--- START OF Provided information ---

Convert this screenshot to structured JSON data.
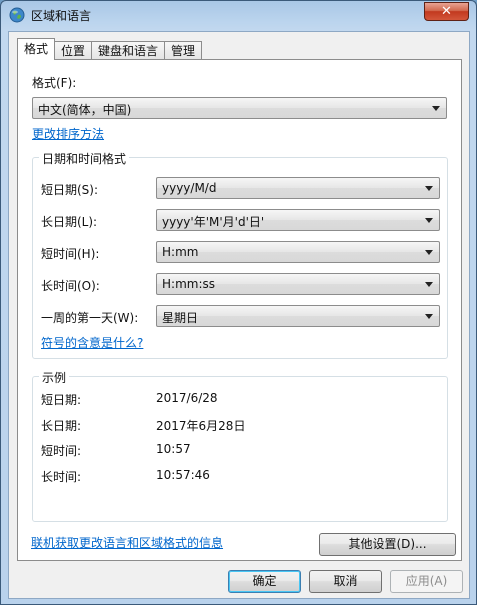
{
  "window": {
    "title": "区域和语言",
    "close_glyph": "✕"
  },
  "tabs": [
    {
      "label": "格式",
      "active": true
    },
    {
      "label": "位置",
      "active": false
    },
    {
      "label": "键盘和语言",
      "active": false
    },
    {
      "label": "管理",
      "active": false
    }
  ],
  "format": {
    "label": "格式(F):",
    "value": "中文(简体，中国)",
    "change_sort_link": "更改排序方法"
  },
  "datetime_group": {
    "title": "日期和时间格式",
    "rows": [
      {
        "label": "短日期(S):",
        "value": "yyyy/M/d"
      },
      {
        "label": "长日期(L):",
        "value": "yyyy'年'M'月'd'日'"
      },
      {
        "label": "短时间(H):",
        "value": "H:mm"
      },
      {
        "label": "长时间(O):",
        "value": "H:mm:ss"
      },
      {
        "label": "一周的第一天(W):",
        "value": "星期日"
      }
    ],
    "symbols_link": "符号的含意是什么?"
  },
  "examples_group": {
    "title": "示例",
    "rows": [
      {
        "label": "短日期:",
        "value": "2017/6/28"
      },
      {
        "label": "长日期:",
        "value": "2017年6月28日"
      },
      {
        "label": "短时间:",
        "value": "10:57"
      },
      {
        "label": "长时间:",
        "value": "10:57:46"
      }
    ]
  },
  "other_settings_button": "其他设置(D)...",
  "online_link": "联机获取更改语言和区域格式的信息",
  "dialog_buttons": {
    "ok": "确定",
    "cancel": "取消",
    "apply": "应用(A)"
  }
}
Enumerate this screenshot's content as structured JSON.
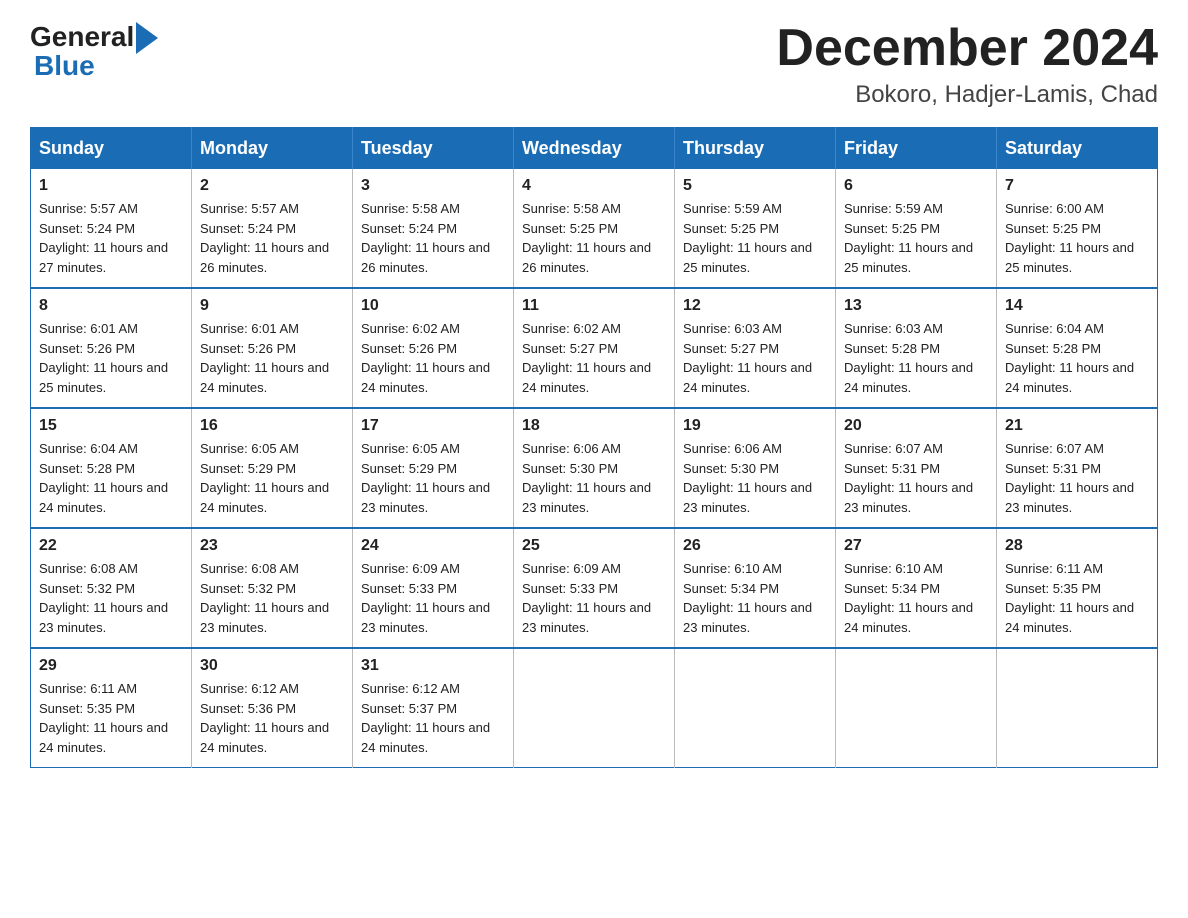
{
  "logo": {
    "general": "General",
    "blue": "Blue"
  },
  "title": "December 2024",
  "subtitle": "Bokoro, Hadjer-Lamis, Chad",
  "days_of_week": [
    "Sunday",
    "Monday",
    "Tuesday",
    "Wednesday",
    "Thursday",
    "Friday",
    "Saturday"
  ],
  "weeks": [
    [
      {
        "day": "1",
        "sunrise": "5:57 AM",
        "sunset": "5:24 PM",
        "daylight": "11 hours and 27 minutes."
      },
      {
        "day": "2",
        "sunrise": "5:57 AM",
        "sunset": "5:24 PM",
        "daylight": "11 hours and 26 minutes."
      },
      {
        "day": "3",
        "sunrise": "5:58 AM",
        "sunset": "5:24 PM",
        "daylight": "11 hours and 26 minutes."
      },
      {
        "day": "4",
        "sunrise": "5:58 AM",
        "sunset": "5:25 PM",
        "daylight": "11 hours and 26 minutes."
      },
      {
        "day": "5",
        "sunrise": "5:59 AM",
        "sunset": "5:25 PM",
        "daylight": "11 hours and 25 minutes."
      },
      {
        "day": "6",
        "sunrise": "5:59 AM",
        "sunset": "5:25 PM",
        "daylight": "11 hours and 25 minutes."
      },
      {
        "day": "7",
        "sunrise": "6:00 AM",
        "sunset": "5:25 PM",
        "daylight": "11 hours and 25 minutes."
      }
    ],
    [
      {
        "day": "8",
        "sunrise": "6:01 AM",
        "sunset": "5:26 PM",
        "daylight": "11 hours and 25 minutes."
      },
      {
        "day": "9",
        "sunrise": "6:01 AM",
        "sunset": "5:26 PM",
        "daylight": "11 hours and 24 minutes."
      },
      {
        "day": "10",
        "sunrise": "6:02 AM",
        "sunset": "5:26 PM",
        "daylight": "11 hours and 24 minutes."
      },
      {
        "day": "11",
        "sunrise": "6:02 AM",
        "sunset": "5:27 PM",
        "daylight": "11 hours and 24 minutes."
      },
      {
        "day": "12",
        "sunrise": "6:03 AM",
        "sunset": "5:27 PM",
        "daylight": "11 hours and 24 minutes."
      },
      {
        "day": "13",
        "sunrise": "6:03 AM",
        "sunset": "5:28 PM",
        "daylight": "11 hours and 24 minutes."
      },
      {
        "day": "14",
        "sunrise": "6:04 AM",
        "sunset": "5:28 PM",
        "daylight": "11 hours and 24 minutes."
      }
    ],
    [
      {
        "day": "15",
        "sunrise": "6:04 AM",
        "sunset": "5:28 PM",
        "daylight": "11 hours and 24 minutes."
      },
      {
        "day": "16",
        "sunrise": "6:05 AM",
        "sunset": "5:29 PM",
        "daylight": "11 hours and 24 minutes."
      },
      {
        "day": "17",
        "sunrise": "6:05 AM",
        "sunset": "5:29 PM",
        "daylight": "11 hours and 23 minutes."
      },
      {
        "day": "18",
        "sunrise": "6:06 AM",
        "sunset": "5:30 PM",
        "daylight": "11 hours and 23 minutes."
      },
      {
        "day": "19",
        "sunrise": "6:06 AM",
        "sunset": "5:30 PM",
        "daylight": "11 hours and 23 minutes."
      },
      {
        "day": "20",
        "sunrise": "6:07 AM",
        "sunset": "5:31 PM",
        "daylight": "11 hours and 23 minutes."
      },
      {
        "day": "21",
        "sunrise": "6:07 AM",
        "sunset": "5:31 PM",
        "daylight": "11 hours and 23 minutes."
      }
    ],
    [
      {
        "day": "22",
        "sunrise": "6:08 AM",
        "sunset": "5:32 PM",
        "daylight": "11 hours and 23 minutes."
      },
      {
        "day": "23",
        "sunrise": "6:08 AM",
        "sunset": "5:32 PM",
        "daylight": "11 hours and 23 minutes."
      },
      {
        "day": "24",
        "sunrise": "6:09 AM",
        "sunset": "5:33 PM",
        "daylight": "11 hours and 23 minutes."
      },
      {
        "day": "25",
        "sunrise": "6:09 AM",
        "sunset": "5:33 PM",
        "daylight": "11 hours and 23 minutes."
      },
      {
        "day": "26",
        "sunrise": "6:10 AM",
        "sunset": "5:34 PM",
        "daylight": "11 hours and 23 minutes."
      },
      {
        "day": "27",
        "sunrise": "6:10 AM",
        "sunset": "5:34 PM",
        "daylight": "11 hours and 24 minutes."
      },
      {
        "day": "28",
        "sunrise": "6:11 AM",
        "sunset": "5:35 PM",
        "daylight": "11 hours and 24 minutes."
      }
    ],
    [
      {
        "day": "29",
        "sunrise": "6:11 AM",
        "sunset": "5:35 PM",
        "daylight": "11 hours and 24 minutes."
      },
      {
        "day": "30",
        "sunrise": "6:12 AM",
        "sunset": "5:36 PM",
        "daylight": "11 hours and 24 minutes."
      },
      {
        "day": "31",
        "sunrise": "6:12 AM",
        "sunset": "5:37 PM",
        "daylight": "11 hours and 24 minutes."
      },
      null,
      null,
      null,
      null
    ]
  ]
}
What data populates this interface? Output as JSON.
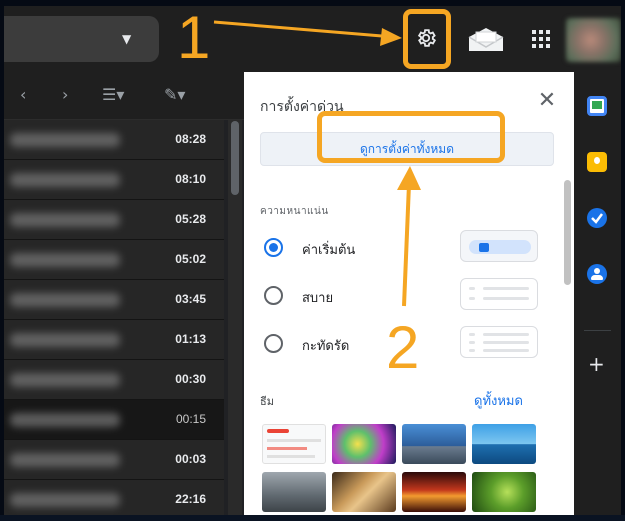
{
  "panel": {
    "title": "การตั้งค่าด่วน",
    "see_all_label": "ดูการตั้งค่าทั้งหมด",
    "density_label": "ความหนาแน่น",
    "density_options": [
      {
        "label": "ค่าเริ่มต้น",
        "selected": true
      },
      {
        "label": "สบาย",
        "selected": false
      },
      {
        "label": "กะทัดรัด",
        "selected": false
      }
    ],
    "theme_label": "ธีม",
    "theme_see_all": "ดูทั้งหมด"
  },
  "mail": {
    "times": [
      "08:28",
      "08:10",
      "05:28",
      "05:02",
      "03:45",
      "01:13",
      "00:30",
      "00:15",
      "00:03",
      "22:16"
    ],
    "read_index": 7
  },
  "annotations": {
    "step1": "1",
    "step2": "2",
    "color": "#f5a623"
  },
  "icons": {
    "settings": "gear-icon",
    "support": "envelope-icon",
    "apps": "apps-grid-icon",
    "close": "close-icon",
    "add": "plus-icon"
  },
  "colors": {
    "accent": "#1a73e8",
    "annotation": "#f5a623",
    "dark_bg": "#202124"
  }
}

--- END OF Provided information ---

● The problem
Each line in the data that holds the string "this" should be found and copied.

● Response
Convert this screenshot to structured JSON data.
Enumerate this screenshot's content as structured JSON.
What data populates this interface? Output as JSON.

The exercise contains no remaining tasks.